Written exercise:
Your task is to restate the data word for word.
◇ ◇ ◇
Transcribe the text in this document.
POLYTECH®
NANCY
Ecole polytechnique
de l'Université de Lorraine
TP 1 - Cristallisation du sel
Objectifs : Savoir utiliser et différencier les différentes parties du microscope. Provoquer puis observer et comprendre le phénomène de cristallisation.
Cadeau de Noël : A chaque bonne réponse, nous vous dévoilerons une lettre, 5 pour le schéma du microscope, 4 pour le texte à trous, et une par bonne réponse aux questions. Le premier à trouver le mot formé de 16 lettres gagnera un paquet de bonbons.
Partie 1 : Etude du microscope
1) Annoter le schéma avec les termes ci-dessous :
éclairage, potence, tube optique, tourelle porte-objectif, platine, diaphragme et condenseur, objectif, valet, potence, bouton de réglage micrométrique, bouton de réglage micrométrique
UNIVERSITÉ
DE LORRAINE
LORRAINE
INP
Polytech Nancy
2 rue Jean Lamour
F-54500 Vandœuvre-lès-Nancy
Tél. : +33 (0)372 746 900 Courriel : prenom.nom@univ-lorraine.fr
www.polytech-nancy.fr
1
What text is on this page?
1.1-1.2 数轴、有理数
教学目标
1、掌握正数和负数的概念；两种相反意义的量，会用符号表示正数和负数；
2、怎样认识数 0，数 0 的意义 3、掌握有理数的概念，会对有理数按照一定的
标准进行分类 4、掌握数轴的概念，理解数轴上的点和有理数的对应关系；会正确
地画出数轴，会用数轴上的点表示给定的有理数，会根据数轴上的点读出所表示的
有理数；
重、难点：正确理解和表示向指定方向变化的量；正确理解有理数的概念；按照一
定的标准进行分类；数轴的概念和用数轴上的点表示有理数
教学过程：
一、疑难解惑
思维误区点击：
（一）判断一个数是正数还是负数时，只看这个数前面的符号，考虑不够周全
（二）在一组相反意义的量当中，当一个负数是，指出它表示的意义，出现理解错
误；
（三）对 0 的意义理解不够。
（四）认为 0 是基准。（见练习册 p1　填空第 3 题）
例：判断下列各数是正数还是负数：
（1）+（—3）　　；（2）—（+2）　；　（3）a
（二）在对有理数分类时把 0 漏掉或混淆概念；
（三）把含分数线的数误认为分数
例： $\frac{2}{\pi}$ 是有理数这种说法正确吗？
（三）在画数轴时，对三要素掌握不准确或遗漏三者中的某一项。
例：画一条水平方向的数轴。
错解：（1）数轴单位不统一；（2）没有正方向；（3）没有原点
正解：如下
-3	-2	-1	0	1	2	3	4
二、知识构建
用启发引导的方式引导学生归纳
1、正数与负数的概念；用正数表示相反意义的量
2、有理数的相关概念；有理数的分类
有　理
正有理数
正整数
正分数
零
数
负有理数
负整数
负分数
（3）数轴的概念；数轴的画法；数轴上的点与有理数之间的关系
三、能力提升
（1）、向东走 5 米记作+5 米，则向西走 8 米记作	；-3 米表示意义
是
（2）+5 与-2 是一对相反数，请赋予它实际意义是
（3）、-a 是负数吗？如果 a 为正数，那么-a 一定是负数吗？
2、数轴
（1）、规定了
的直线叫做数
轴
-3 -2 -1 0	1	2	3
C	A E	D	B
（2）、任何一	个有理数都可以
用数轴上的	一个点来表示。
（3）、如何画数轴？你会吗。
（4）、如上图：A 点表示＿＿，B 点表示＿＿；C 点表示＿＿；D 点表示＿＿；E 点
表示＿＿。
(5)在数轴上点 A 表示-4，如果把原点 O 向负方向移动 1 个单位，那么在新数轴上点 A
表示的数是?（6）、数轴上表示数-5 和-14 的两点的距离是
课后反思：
◇ ◇ ◇
Output of the exercise:
Transcribe the text in this document.
POLYTECH®
NANCY
Ecole polytechnique
de l'Université de Lorraine
TP 1 - Cristallisation du sel
Objectifs : Savoir utiliser et différencier les différentes parties du microscope. Provoquer puis observer et comprendre le phénomène de cristallisation.
Cadeau de Noël : A chaque bonne réponse, nous vous dévoilerons une lettre, 5 pour le schéma du microscope, 4 pour le texte à trous, et une par bonne réponse aux questions. Le premier à trouver le mot formé de 16 lettres gagnera un paquet de bonbons.
Partie 1 : Etude du microscope
1) Annoter le schéma avec les termes ci-dessous :
éclairage, potence, tube optique, tourelle porte-objectif, platine, diaphragme et condenseur, objectif, valet, potence, bouton de réglage micrométrique, bouton de réglage micrométrique
UNIVERSITÉ
DE LORRAINE
LORRAINE
INP
Polytech Nancy
2 rue Jean Lamour
F-54500 Vandœuvre-lès-Nancy
Tél. : +33 (0)372 746 900 Courriel : prenom.nom@univ-lorraine.fr
www.polytech-nancy.fr
1
What text is on this page?
1.1-1.2 数轴、有理数
教学目标
1、掌握正数和负数的概念；两种相反意义的量，会用符号表示正数和负数；
2、怎样认识数 0，数 0 的意义 3、掌握有理数的概念，会对有理数按照一定的
标准进行分类 4、掌握数轴的概念，理解数轴上的点和有理数的对应关系；会正确
地画出数轴，会用数轴上的点表示给定的有理数，会根据数轴上的点读出所表示的
有理数；
重、难点：正确理解和表示向指定方向变化的量；正确理解有理数的概念；按照一
定的标准进行分类；数轴的概念和用数轴上的点表示有理数
教学过程：
一、疑难解惑
思维误区点击：
（一）判断一个数是正数还是负数时，只看这个数前面的符号，考虑不够周全
（二）在一组相反意义的量当中，当一个负数是，指出它表示的意义，出现理解错
误；
（三）对 0 的意义理解不够。
（四）认为 0 是基准。（见练习册 p1　填空第 3 题）
例：判断下列各数是正数还是负数：
（1）+（—3）　　；（2）—（+2）　；　（3）a
（二）在对有理数分类时把 0 漏掉或混淆概念；
（三）把含分数线的数误认为分数
例： $\frac{2}{\pi}$ 是有理数这种说法正确吗？
（三）在画数轴时，对三要素掌握不准确或遗漏三者中的某一项。
例：画一条水平方向的数轴。
错解：（1）数轴单位不统一；（2）没有正方向；（3）没有原点
正解：如下
-3	-2	-1	0	1	2	3	4
二、知识构建
用启发引导的方式引导学生归纳
1、正数与负数的概念；用正数表示相反意义的量
2、有理数的相关概念；有理数的分类
有　理
正有理数
正整数
正分数
零
数
负有理数
负整数
负分数
（3）数轴的概念；数轴的画法；数轴上的点与有理数之间的关系
三、能力提升
（1）、向东走 5 米记作+5 米，则向西走 8 米记作	；-3 米表示意义
是
（2）+5 与-2 是一对相反数，请赋予它实际意义是
（3）、-a 是负数吗？如果 a 为正数，那么-a 一定是负数吗？
2、数轴
（1）、规定了
的直线叫做数
轴
-3 -2 -1 0	1	2	3
C	A E	D	B
（2）、任何一	个有理数都可以
用数轴上的	一个点来表示。
（3）、如何画数轴？你会吗。
（4）、如上图：A 点表示＿＿，B 点表示＿＿；C 点表示＿＿；D 点表示＿＿；E 点
表示＿＿。
(5)在数轴上点 A 表示-4，如果把原点 O 向负方向移动 1 个单位，那么在新数轴上点 A
表示的数是?（6）、数轴上表示数-5 和-14 的两点的距离是
课后反思：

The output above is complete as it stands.